Do this:
Do not copy the pictures; transcribe all other material exactly.

(Dataset records)
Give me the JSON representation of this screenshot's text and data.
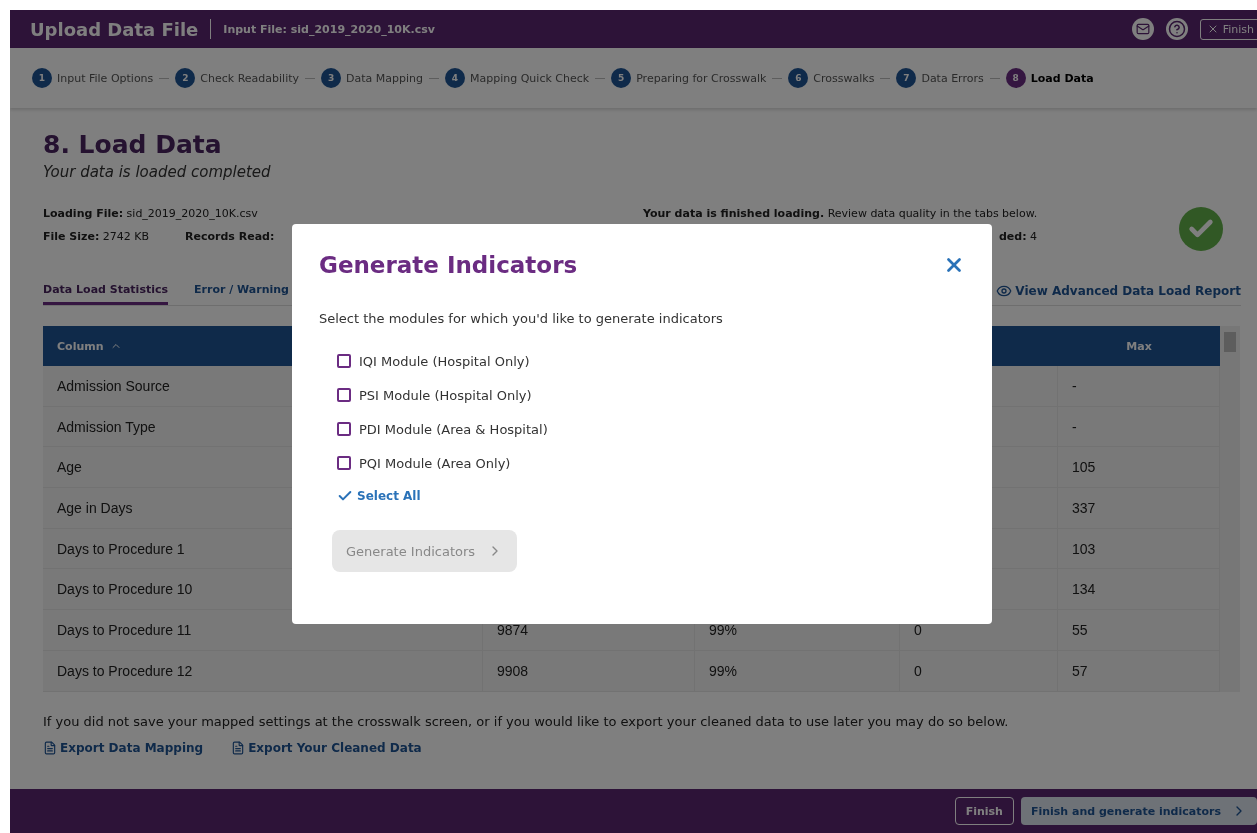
{
  "header": {
    "title": "Upload Data File",
    "input_file": "Input File: sid_2019_2020_10K.csv",
    "finish_button": "Finish"
  },
  "steps": [
    {
      "number": "1",
      "label": "Input File Options",
      "selected": false
    },
    {
      "number": "2",
      "label": "Check Readability",
      "selected": false
    },
    {
      "number": "3",
      "label": "Data Mapping",
      "selected": false
    },
    {
      "number": "4",
      "label": "Mapping Quick Check",
      "selected": false
    },
    {
      "number": "5",
      "label": "Preparing for Crosswalk",
      "selected": false
    },
    {
      "number": "6",
      "label": "Crosswalks",
      "selected": false
    },
    {
      "number": "7",
      "label": "Data Errors",
      "selected": false
    },
    {
      "number": "8",
      "label": "Load Data",
      "selected": true
    }
  ],
  "page": {
    "title": "8. Load Data",
    "subtitle": "Your data is loaded completed",
    "loading_file": "**Loading File:** sid_2019_2020_10K.csv",
    "file_size": "**File Size:** 2742 KB",
    "records_read": "**Records Read:**",
    "status_message": "**Your data is finished loading.** Review data quality in the tabs below.",
    "status_count": "**ded:** 4"
  },
  "tabs": [
    {
      "label": "Data Load Statistics",
      "selected": true
    },
    {
      "label": "Error / Warning",
      "selected": false
    }
  ],
  "report_link": "View Advanced Data Load Report",
  "table": {
    "columns": [
      {
        "label": "Column",
        "sorted": true
      },
      {
        "label": "Max",
        "sorted": false
      }
    ],
    "rows": [
      {
        "column": "Admission Source",
        "max": "-"
      },
      {
        "column": "Admission Type",
        "max": "-"
      },
      {
        "column": "Age",
        "max": "105"
      },
      {
        "column": "Age in Days",
        "max": "337"
      },
      {
        "column": "Days to Procedure 1",
        "max": "103"
      },
      {
        "column": "Days to Procedure 10",
        "max": "134"
      },
      {
        "column": "Days to Procedure 11",
        "column_2": "9874",
        "column_3": "99%",
        "column_4": "0",
        "max": "55"
      },
      {
        "column": "Days to Procedure 12",
        "column_2": "9908",
        "column_3": "99%",
        "column_4": "0",
        "max": "57"
      }
    ]
  },
  "export_note": "If you did not save your mapped settings at the crosswalk screen, or if you would like to export your cleaned data to use later you may do so below.",
  "export_links": [
    "Export Data Mapping",
    "Export Your Cleaned Data"
  ],
  "footer_buttons": [
    {
      "label": "Finish",
      "kind": "outline"
    },
    {
      "label": "Finish and generate indicators",
      "kind": "next"
    }
  ],
  "modal": {
    "title": "Generate Indicators",
    "description": "Select the modules for which you'd like to generate indicators",
    "modules": [
      {
        "label": "IQI Module (Hospital Only)",
        "checked": false
      },
      {
        "label": "PSI Module (Hospital Only)",
        "checked": false
      },
      {
        "label": "PDI Module (Area & Hospital)",
        "checked": false
      },
      {
        "label": "PQI Module (Area Only)",
        "checked": false
      }
    ],
    "select_all": "Select All",
    "button": {
      "label": "Generate Indicators",
      "disabled": true
    }
  }
}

Solution:
Give me the JSON representation of this screenshot's text and data.
{
  "header": {
    "title": "Upload Data File",
    "input_file": "Input File: sid_2019_2020_10K.csv",
    "finish_button": "Finish"
  },
  "steps": [
    {
      "number": "1",
      "label": "Input File Options",
      "selected": false
    },
    {
      "number": "2",
      "label": "Check Readability",
      "selected": false
    },
    {
      "number": "3",
      "label": "Data Mapping",
      "selected": false
    },
    {
      "number": "4",
      "label": "Mapping Quick Check",
      "selected": false
    },
    {
      "number": "5",
      "label": "Preparing for Crosswalk",
      "selected": false
    },
    {
      "number": "6",
      "label": "Crosswalks",
      "selected": false
    },
    {
      "number": "7",
      "label": "Data Errors",
      "selected": false
    },
    {
      "number": "8",
      "label": "Load Data",
      "selected": true
    }
  ],
  "page": {
    "title": "8. Load Data",
    "subtitle": "Your data is loaded completed",
    "loading_file": "**Loading File:** sid_2019_2020_10K.csv",
    "file_size": "**File Size:** 2742 KB",
    "records_read": "**Records Read:**",
    "status_message": "**Your data is finished loading.** Review data quality in the tabs below.",
    "status_count": "**ded:** 4"
  },
  "tabs": [
    {
      "label": "Data Load Statistics",
      "selected": true
    },
    {
      "label": "Error / Warning",
      "selected": false
    }
  ],
  "report_link": "View Advanced Data Load Report",
  "table": {
    "columns": [
      {
        "label": "Column",
        "sorted": true
      },
      {
        "label": "Max",
        "sorted": false
      }
    ],
    "rows": [
      {
        "column": "Admission Source",
        "max": "-"
      },
      {
        "column": "Admission Type",
        "max": "-"
      },
      {
        "column": "Age",
        "max": "105"
      },
      {
        "column": "Age in Days",
        "max": "337"
      },
      {
        "column": "Days to Procedure 1",
        "max": "103"
      },
      {
        "column": "Days to Procedure 10",
        "max": "134"
      },
      {
        "column": "Days to Procedure 11",
        "column_2": "9874",
        "column_3": "99%",
        "column_4": "0",
        "max": "55"
      },
      {
        "column": "Days to Procedure 12",
        "column_2": "9908",
        "column_3": "99%",
        "column_4": "0",
        "max": "57"
      }
    ]
  },
  "export_note": "If you did not save your mapped settings at the crosswalk screen, or if you would like to export your cleaned data to use later you may do so below.",
  "export_links": [
    "Export Data Mapping",
    "Export Your Cleaned Data"
  ],
  "footer_buttons": [
    {
      "label": "Finish",
      "kind": "outline"
    },
    {
      "label": "Finish and generate indicators",
      "kind": "next"
    }
  ],
  "modal": {
    "title": "Generate Indicators",
    "description": "Select the modules for which you'd like to generate indicators",
    "modules": [
      {
        "label": "IQI Module (Hospital Only)",
        "checked": false
      },
      {
        "label": "PSI Module (Hospital Only)",
        "checked": false
      },
      {
        "label": "PDI Module (Area & Hospital)",
        "checked": false
      },
      {
        "label": "PQI Module (Area Only)",
        "checked": false
      }
    ],
    "select_all": "Select All",
    "button": {
      "label": "Generate Indicators",
      "disabled": true
    }
  }
}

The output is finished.